Exercise prompt:
Report the number of lines in these entries that contain "xlabel". Write only the number.
-=-=-=-=-
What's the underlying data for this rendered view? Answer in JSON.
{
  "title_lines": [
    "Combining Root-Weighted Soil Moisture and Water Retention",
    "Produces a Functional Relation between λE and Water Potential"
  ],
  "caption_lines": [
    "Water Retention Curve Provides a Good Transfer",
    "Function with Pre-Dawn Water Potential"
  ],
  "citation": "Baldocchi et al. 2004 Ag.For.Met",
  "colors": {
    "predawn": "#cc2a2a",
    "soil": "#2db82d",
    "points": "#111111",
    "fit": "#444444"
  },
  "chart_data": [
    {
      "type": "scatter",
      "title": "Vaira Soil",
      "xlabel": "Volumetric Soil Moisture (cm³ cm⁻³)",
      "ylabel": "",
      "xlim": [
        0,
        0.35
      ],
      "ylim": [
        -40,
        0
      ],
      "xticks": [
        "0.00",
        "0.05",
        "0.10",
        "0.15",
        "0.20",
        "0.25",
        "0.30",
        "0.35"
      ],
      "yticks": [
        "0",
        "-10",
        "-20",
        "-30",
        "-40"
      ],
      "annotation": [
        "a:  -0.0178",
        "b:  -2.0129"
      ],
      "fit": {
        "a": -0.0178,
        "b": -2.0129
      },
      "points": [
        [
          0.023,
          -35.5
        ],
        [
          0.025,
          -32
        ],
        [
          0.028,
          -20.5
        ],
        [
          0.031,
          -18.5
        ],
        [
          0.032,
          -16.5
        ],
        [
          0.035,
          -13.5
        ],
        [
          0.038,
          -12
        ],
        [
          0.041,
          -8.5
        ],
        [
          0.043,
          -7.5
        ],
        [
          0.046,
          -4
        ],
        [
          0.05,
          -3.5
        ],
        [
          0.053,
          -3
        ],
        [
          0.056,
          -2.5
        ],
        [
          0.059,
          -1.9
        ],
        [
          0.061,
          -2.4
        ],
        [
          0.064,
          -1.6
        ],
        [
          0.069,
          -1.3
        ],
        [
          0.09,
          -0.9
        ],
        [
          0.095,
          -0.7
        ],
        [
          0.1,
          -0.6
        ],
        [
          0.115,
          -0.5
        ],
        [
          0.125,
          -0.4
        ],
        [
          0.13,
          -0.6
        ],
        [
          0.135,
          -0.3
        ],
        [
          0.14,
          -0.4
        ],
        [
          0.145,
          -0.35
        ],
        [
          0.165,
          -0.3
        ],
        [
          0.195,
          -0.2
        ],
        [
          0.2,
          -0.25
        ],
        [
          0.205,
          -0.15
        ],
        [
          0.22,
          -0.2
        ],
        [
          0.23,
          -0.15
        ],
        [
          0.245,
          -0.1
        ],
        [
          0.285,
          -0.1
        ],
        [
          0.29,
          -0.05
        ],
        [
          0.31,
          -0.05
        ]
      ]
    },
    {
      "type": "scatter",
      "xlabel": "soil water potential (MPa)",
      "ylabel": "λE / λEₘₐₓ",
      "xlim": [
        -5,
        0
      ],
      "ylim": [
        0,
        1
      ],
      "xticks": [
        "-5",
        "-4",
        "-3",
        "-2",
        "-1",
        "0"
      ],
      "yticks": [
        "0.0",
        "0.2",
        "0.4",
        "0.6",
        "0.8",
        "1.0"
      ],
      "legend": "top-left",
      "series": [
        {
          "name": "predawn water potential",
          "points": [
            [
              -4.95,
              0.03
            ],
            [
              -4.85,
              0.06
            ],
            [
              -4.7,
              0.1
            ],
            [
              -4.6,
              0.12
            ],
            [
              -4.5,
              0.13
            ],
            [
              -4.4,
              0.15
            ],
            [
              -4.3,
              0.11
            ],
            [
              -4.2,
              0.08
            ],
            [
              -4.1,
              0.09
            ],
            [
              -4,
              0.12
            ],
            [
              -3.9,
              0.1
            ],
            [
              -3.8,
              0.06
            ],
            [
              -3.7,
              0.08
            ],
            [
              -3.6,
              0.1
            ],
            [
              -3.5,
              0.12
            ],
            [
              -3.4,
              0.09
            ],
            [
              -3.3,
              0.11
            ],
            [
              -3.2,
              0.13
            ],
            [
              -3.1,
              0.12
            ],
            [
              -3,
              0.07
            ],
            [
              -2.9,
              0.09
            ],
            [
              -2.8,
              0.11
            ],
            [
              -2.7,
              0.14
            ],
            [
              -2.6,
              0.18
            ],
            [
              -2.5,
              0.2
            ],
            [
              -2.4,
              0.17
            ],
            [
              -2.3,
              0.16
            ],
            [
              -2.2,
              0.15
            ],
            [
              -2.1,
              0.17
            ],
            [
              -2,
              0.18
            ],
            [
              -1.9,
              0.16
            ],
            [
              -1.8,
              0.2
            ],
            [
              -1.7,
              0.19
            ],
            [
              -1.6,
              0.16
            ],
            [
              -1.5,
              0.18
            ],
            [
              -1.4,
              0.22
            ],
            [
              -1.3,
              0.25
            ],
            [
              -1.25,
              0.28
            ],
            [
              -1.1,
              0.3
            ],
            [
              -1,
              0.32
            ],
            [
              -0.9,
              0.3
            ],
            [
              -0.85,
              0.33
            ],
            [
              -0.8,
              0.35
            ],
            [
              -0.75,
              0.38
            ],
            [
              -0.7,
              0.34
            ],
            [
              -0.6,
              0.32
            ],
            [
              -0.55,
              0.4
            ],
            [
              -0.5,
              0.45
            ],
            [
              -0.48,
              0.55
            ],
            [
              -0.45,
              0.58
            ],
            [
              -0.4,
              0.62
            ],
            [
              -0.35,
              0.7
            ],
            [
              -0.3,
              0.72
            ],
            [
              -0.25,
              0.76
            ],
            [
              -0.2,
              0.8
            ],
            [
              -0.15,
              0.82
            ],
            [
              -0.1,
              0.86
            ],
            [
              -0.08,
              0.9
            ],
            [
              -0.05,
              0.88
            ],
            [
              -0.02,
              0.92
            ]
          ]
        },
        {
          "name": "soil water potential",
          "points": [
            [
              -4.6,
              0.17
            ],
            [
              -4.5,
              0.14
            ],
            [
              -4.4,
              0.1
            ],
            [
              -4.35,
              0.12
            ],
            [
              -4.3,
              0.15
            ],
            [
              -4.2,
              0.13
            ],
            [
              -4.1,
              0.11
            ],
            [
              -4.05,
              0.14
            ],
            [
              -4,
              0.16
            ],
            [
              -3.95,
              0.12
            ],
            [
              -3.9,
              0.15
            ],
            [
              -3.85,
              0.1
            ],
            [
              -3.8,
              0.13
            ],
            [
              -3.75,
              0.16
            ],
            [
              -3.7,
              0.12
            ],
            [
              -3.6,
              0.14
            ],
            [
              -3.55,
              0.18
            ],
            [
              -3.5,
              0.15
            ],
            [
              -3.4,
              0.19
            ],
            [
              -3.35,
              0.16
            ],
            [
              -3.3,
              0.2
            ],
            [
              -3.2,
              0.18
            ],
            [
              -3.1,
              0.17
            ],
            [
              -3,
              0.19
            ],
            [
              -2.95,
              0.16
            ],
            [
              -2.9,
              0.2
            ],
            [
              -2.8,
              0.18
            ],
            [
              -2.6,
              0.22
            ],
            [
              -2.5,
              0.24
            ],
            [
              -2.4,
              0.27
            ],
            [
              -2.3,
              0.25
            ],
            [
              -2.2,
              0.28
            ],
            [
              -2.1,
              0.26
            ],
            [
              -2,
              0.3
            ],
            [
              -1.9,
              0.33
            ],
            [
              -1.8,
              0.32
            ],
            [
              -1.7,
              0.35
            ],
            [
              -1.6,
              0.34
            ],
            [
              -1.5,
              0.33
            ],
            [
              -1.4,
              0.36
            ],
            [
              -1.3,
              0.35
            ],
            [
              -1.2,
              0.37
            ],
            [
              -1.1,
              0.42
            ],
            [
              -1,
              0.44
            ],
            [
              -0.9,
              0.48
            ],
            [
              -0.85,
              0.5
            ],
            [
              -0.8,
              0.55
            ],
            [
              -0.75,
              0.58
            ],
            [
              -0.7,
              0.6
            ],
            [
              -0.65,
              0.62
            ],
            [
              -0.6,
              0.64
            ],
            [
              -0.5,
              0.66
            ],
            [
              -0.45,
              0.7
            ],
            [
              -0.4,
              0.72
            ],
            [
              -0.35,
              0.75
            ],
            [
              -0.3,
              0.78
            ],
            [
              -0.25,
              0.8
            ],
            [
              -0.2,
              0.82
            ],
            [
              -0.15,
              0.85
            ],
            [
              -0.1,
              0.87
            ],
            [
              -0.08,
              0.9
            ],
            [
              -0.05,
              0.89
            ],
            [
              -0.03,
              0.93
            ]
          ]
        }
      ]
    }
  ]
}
-=-=-=-=-
Output of the exercise:
2